Examine each line of the data. Copy those that contain the string "соответствии".

** START OF Dataset **

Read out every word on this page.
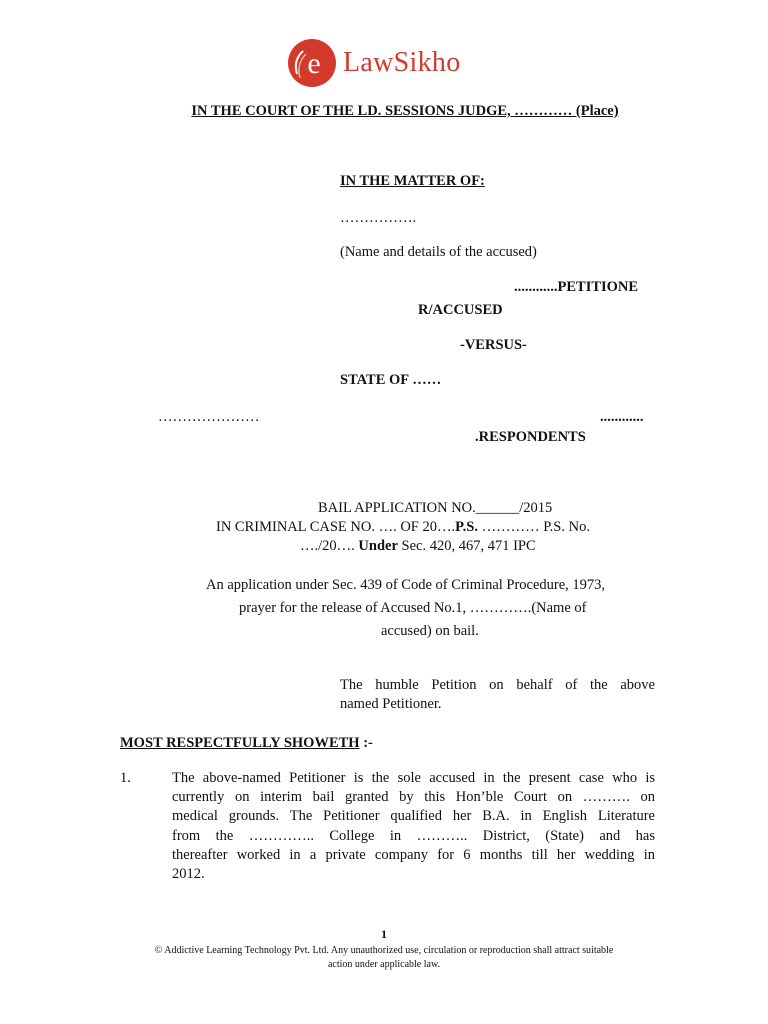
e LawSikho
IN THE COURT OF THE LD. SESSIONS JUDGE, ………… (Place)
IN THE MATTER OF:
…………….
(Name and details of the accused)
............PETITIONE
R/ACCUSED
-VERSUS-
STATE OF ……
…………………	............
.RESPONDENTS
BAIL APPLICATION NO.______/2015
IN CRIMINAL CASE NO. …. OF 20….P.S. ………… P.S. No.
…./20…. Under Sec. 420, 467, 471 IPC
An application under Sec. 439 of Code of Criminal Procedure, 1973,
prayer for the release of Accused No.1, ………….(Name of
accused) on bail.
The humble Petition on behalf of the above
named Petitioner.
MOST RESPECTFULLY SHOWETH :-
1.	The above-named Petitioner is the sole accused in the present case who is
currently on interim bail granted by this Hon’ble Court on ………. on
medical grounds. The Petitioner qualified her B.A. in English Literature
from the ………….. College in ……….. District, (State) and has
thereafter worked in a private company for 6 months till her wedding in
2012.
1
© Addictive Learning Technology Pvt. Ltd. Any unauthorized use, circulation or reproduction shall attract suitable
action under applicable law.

** END OF Dataset **
** START OF Dataset **

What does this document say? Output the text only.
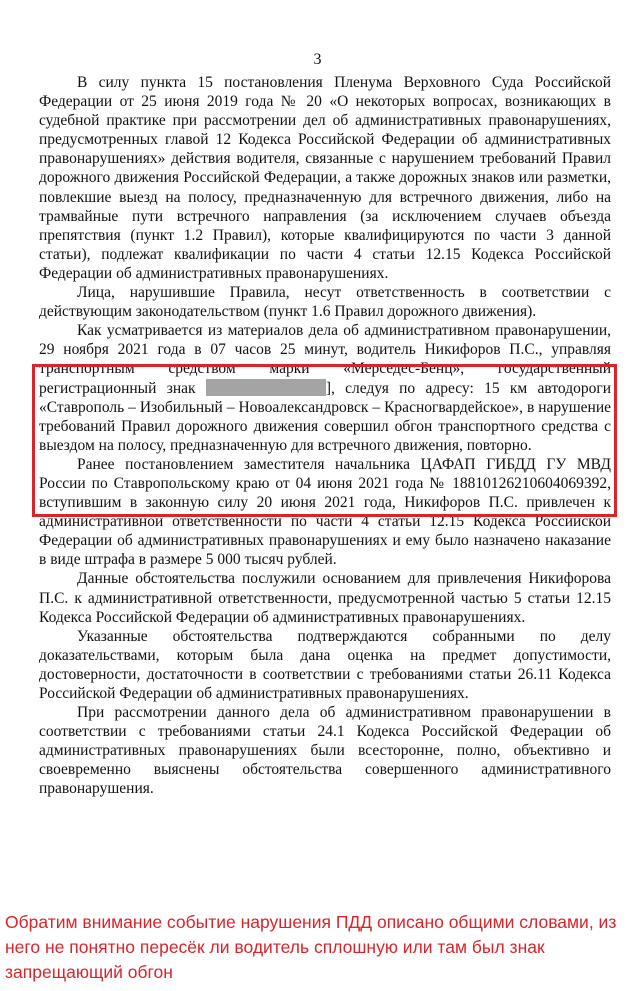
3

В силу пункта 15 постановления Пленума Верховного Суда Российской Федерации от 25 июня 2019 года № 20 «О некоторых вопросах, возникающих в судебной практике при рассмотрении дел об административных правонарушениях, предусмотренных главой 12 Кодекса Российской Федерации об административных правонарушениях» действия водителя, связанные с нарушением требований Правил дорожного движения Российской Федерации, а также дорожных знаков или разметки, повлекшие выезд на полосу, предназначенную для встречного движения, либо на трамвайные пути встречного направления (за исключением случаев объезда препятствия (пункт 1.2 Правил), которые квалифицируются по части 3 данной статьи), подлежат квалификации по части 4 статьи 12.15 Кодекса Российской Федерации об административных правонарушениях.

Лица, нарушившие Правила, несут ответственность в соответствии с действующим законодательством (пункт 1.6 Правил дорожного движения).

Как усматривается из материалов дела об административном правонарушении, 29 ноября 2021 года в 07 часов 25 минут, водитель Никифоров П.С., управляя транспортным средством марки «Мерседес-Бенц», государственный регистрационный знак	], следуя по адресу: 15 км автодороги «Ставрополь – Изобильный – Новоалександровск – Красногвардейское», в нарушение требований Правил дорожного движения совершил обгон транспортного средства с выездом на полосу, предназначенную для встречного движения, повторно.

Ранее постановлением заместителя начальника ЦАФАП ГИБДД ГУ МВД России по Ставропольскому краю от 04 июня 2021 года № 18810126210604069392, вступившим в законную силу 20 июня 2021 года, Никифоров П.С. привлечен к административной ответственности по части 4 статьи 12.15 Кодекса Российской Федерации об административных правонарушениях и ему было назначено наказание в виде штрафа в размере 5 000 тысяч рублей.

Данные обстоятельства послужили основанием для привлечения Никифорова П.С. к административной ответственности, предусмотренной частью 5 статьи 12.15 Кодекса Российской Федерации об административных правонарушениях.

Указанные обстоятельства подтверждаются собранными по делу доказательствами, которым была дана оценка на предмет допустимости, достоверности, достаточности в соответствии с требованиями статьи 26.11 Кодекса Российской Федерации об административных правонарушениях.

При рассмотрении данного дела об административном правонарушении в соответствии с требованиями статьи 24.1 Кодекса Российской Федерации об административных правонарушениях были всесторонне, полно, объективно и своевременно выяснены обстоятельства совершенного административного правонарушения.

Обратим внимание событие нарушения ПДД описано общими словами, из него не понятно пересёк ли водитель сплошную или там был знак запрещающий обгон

** END OF Dataset **
** START OF Dataset **

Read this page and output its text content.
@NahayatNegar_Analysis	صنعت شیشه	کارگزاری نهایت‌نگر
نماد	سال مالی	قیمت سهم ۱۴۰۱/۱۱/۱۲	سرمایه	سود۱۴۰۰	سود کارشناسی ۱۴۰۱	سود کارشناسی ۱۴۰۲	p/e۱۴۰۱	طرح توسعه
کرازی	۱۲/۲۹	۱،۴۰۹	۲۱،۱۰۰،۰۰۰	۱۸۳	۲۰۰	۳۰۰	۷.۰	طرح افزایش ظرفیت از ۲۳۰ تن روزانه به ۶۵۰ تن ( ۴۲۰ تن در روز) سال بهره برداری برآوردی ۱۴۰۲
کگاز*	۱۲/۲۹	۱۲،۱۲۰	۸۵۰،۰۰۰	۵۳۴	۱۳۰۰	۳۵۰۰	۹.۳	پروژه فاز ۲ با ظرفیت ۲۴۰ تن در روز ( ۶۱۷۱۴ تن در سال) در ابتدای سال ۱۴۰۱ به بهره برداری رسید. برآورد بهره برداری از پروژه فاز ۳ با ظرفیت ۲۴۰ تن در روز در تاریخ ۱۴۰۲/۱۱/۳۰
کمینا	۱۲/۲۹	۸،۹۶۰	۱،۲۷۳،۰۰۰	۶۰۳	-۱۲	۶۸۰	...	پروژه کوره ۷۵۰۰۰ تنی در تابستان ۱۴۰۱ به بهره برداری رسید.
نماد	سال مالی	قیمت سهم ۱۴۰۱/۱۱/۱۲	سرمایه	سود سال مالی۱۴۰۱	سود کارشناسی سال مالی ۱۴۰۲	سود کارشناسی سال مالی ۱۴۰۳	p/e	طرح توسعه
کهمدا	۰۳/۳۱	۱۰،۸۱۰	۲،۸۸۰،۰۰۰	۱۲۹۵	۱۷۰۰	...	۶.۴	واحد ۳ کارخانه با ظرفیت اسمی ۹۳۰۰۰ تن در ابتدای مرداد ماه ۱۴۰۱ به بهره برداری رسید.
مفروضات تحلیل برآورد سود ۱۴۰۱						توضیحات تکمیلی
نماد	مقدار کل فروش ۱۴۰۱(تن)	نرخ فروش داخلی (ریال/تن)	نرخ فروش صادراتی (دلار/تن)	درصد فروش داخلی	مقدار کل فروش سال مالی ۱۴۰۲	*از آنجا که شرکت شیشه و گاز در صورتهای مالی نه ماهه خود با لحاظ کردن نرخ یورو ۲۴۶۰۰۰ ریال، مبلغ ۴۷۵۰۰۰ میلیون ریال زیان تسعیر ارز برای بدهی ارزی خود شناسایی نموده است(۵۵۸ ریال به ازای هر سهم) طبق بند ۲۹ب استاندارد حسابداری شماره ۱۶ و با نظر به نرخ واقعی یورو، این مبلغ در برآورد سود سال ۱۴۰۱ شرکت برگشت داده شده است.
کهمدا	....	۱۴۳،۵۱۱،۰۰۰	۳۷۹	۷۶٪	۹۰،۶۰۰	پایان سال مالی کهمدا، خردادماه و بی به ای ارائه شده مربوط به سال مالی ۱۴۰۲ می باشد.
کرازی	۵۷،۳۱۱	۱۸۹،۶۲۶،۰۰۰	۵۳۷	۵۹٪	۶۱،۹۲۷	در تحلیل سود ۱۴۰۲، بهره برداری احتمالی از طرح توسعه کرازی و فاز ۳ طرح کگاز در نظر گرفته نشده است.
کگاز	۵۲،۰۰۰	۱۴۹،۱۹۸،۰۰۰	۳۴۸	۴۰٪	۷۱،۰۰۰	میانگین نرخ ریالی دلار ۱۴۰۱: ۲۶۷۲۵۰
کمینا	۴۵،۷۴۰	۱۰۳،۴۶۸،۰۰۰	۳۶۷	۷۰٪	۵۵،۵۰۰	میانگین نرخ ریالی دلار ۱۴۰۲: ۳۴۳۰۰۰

** END OF Dataset **

» **Final result**:
Лица, нарушившие Правила, несут ответственность в соответствии с действующим законодательством (пункт 1.6 Правил дорожного движения).
Указанные обстоятельства подтверждаются собранными по делу доказательствами, которым была дана оценка на предмет допустимости, достоверности, достаточности в соответствии с требованиями статьи 26.11 Кодекса Российской Федерации об административных правонарушениях.
При рассмотрении данного дела об административном правонарушении в соответствии с требованиями статьи 24.1 Кодекса Российской Федерации об административных правонарушениях были всесторонне, полно, объективно и своевременно выяснены обстоятельства совершенного административного правонарушения.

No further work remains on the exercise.